* [Direction]: Reproduce the listing below word for word, with no pictures.

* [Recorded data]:
┌──
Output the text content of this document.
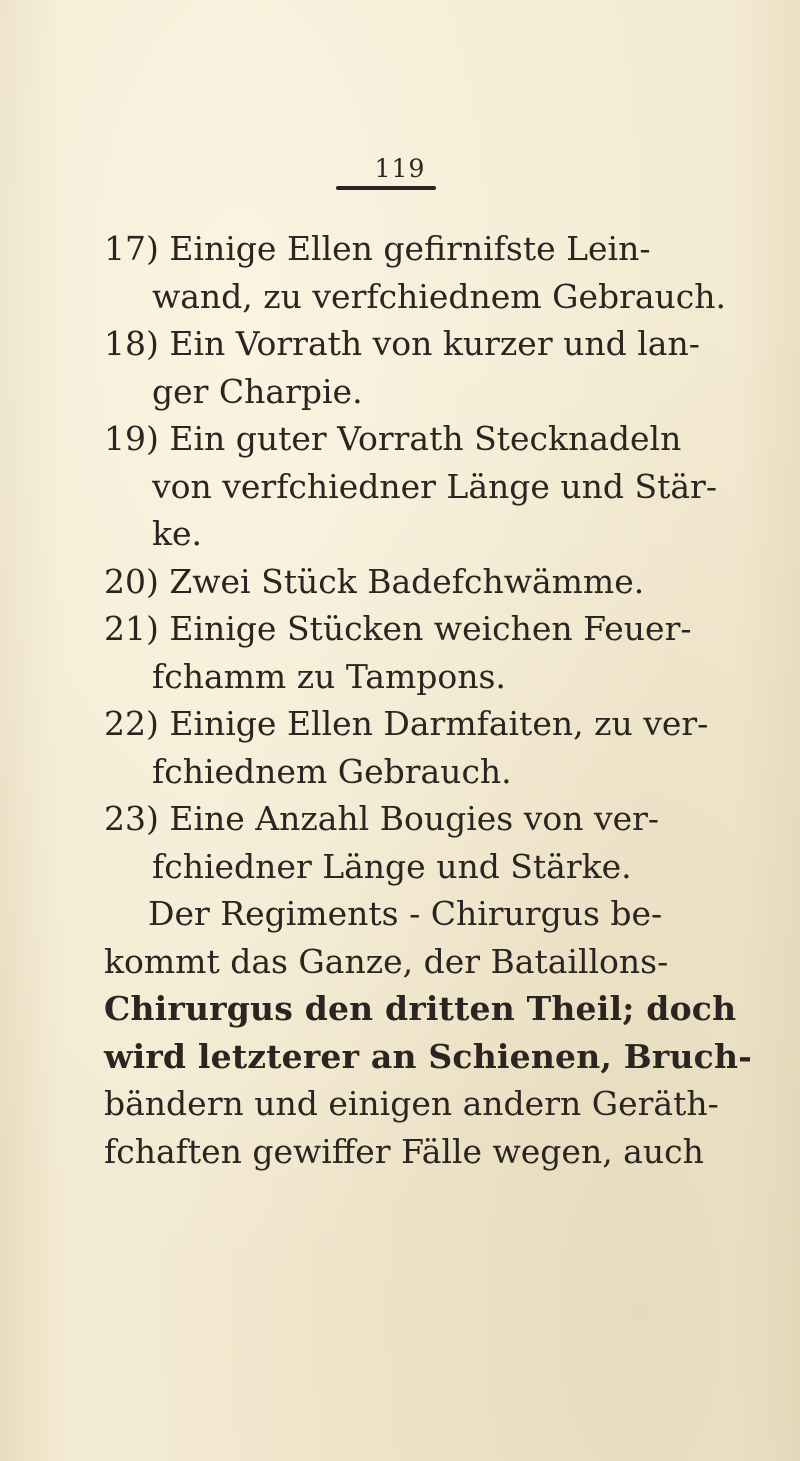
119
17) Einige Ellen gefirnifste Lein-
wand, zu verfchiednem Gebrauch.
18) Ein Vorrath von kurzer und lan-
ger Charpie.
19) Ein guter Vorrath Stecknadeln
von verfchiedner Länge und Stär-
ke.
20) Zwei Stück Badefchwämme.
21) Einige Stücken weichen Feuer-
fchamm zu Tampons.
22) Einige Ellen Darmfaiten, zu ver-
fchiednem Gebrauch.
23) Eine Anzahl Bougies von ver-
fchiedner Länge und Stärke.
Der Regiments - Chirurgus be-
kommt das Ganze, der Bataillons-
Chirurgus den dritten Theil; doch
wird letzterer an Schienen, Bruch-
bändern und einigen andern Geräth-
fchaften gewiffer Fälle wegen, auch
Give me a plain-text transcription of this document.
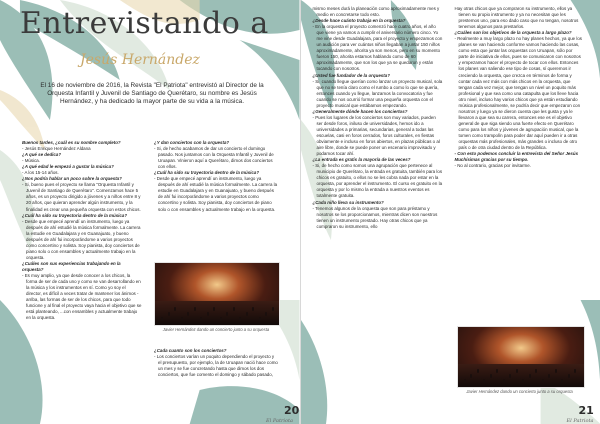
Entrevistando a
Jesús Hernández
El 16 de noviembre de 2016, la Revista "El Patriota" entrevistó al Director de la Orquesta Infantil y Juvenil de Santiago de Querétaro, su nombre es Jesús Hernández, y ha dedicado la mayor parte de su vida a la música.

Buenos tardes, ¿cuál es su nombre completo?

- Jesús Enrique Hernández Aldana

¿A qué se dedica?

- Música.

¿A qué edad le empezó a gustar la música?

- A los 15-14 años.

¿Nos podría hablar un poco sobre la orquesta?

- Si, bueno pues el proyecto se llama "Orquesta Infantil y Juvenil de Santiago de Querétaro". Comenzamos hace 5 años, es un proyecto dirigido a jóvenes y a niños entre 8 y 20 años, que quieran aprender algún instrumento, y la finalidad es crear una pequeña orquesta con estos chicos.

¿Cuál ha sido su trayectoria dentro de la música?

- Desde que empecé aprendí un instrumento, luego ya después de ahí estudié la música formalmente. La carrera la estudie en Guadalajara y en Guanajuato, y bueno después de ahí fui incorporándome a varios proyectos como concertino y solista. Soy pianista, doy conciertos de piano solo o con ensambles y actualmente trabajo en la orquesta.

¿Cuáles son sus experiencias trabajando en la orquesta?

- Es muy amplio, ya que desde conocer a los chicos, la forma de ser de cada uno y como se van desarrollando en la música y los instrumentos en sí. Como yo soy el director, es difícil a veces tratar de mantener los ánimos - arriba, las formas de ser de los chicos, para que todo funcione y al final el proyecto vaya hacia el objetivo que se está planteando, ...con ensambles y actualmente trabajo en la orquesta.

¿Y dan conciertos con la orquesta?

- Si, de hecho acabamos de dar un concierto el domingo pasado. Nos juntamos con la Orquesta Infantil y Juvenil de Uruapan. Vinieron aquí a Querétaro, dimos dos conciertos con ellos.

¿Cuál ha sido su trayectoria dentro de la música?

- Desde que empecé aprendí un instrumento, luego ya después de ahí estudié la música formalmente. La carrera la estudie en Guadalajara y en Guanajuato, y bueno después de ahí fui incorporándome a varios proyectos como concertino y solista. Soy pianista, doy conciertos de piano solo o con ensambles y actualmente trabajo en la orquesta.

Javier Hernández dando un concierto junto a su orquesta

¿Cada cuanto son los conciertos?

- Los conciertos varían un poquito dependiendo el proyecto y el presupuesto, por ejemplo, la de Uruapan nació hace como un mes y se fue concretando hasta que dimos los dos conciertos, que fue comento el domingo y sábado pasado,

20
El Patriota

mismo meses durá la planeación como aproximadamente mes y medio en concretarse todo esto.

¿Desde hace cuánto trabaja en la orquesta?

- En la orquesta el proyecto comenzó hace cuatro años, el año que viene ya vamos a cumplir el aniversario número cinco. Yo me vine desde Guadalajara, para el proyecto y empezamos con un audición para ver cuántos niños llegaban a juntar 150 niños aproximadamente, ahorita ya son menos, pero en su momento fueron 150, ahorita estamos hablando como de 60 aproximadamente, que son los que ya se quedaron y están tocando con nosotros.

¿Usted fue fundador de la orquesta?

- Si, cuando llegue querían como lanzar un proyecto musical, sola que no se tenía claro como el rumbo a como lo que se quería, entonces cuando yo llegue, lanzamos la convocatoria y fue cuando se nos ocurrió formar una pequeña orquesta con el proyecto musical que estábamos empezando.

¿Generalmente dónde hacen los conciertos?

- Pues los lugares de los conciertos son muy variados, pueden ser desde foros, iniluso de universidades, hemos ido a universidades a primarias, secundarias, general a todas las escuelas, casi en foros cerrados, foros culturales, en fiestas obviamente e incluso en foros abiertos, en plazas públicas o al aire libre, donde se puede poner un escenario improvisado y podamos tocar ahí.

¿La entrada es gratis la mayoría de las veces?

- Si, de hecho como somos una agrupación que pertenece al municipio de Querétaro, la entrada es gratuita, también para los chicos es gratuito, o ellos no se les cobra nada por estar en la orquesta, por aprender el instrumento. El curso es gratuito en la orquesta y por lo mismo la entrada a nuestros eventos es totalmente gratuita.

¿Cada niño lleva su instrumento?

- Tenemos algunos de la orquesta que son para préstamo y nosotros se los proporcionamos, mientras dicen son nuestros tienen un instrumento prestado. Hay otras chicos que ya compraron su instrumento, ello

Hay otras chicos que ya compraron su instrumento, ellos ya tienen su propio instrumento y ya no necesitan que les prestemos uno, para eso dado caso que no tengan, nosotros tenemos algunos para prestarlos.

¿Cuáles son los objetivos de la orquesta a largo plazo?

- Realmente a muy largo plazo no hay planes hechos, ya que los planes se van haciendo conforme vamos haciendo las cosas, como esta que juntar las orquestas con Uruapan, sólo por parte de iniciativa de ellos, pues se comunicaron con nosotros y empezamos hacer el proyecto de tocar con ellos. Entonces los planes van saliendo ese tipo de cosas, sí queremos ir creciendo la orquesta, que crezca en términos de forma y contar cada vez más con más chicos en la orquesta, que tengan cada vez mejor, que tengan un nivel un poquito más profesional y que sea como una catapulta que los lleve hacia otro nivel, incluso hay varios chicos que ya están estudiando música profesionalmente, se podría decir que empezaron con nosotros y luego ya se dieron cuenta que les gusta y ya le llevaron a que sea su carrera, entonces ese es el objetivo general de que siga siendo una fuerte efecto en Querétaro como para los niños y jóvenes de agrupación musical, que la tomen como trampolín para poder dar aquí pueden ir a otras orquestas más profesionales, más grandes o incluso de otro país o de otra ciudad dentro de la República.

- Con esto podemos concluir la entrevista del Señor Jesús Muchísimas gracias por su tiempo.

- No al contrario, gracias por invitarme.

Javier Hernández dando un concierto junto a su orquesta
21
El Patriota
└──
* [Exercise result]:
Output the text content of this document.
119
17) Einige Ellen gefirnifste Lein-
wand, zu verfchiednem Gebrauch.
18) Ein Vorrath von kurzer und lan-
ger Charpie.
19) Ein guter Vorrath Stecknadeln
von verfchiedner Länge und Stär-
ke.
20) Zwei Stück Badefchwämme.
21) Einige Stücken weichen Feuer-
fchamm zu Tampons.
22) Einige Ellen Darmfaiten, zu ver-
fchiednem Gebrauch.
23) Eine Anzahl Bougies von ver-
fchiedner Länge und Stärke.
Der Regiments - Chirurgus be-
kommt das Ganze, der Bataillons-
Chirurgus den dritten Theil; doch
wird letzterer an Schienen, Bruch-
bändern und einigen andern Geräth-
fchaften gewiffer Fälle wegen, auch
Give me a plain-text transcription of this document.
Entrevistando a
Jesús Hernández
El 16 de noviembre de 2016, la Revista "El Patriota" entrevistó al Director de la Orquesta Infantil y Juvenil de Santiago de Querétaro, su nombre es Jesús Hernández, y ha dedicado la mayor parte de su vida a la música.

Buenos tardes, ¿cuál es su nombre completo?

- Jesús Enrique Hernández Aldana

¿A qué se dedica?

- Música.

¿A qué edad le empezó a gustar la música?

- A los 15-14 años.

¿Nos podría hablar un poco sobre la orquesta?

- Si, bueno pues el proyecto se llama "Orquesta Infantil y Juvenil de Santiago de Querétaro". Comenzamos hace 5 años, es un proyecto dirigido a jóvenes y a niños entre 8 y 20 años, que quieran aprender algún instrumento, y la finalidad es crear una pequeña orquesta con estos chicos.

¿Cuál ha sido su trayectoria dentro de la música?

- Desde que empecé aprendí un instrumento, luego ya después de ahí estudié la música formalmente. La carrera la estudie en Guadalajara y en Guanajuato, y bueno después de ahí fui incorporándome a varios proyectos como concertino y solista. Soy pianista, doy conciertos de piano solo o con ensambles y actualmente trabajo en la orquesta.

¿Cuáles son sus experiencias trabajando en la orquesta?

- Es muy amplio, ya que desde conocer a los chicos, la forma de ser de cada uno y como se van desarrollando en la música y los instrumentos en sí. Como yo soy el director, es difícil a veces tratar de mantener los ánimos - arriba, las formas de ser de los chicos, para que todo funcione y al final el proyecto vaya hacia el objetivo que se está planteando, ...con ensambles y actualmente trabajo en la orquesta.

¿Y dan conciertos con la orquesta?

- Si, de hecho acabamos de dar un concierto el domingo pasado. Nos juntamos con la Orquesta Infantil y Juvenil de Uruapan. Vinieron aquí a Querétaro, dimos dos conciertos con ellos.

¿Cuál ha sido su trayectoria dentro de la música?

- Desde que empecé aprendí un instrumento, luego ya después de ahí estudié la música formalmente. La carrera la estudie en Guadalajara y en Guanajuato, y bueno después de ahí fui incorporándome a varios proyectos como concertino y solista. Soy pianista, doy conciertos de piano solo o con ensambles y actualmente trabajo en la orquesta.

Javier Hernández dando un concierto junto a su orquesta

¿Cada cuanto son los conciertos?

- Los conciertos varían un poquito dependiendo el proyecto y el presupuesto, por ejemplo, la de Uruapan nació hace como un mes y se fue concretando hasta que dimos los dos conciertos, que fue comento el domingo y sábado pasado,

20
El Patriota

mismo meses durá la planeación como aproximadamente mes y medio en concretarse todo esto.

¿Desde hace cuánto trabaja en la orquesta?

- En la orquesta el proyecto comenzó hace cuatro años, el año que viene ya vamos a cumplir el aniversario número cinco. Yo me vine desde Guadalajara, para el proyecto y empezamos con un audición para ver cuántos niños llegaban a juntar 150 niños aproximadamente, ahorita ya son menos, pero en su momento fueron 150, ahorita estamos hablando como de 60 aproximadamente, que son los que ya se quedaron y están tocando con nosotros.

¿Usted fue fundador de la orquesta?

- Si, cuando llegue querían como lanzar un proyecto musical, sola que no se tenía claro como el rumbo a como lo que se quería, entonces cuando yo llegue, lanzamos la convocatoria y fue cuando se nos ocurrió formar una pequeña orquesta con el proyecto musical que estábamos empezando.

¿Generalmente dónde hacen los conciertos?

- Pues los lugares de los conciertos son muy variados, pueden ser desde foros, iniluso de universidades, hemos ido a universidades a primarias, secundarias, general a todas las escuelas, casi en foros cerrados, foros culturales, en fiestas obviamente e incluso en foros abiertos, en plazas públicas o al aire libre, donde se puede poner un escenario improvisado y podamos tocar ahí.

¿La entrada es gratis la mayoría de las veces?

- Si, de hecho como somos una agrupación que pertenece al municipio de Querétaro, la entrada es gratuita, también para los chicos es gratuito, o ellos no se les cobra nada por estar en la orquesta, por aprender el instrumento. El curso es gratuito en la orquesta y por lo mismo la entrada a nuestros eventos es totalmente gratuita.

¿Cada niño lleva su instrumento?

- Tenemos algunos de la orquesta que son para préstamo y nosotros se los proporcionamos, mientras dicen son nuestros tienen un instrumento prestado. Hay otras chicos que ya compraron su instrumento, ello

Hay otras chicos que ya compraron su instrumento, ellos ya tienen su propio instrumento y ya no necesitan que les prestemos uno, para eso dado caso que no tengan, nosotros tenemos algunos para prestarlos.

¿Cuáles son los objetivos de la orquesta a largo plazo?

- Realmente a muy largo plazo no hay planes hechos, ya que los planes se van haciendo conforme vamos haciendo las cosas, como esta que juntar las orquestas con Uruapan, sólo por parte de iniciativa de ellos, pues se comunicaron con nosotros y empezamos hacer el proyecto de tocar con ellos. Entonces los planes van saliendo ese tipo de cosas, sí queremos ir creciendo la orquesta, que crezca en términos de forma y contar cada vez más con más chicos en la orquesta, que tengan cada vez mejor, que tengan un nivel un poquito más profesional y que sea como una catapulta que los lleve hacia otro nivel, incluso hay varios chicos que ya están estudiando música profesionalmente, se podría decir que empezaron con nosotros y luego ya se dieron cuenta que les gusta y ya le llevaron a que sea su carrera, entonces ese es el objetivo general de que siga siendo una fuerte efecto en Querétaro como para los niños y jóvenes de agrupación musical, que la tomen como trampolín para poder dar aquí pueden ir a otras orquestas más profesionales, más grandes o incluso de otro país o de otra ciudad dentro de la República.

- Con esto podemos concluir la entrevista del Señor Jesús Muchísimas gracias por su tiempo.

- No al contrario, gracias por invitarme.

Javier Hernández dando un concierto junto a su orquesta
21
El Patriota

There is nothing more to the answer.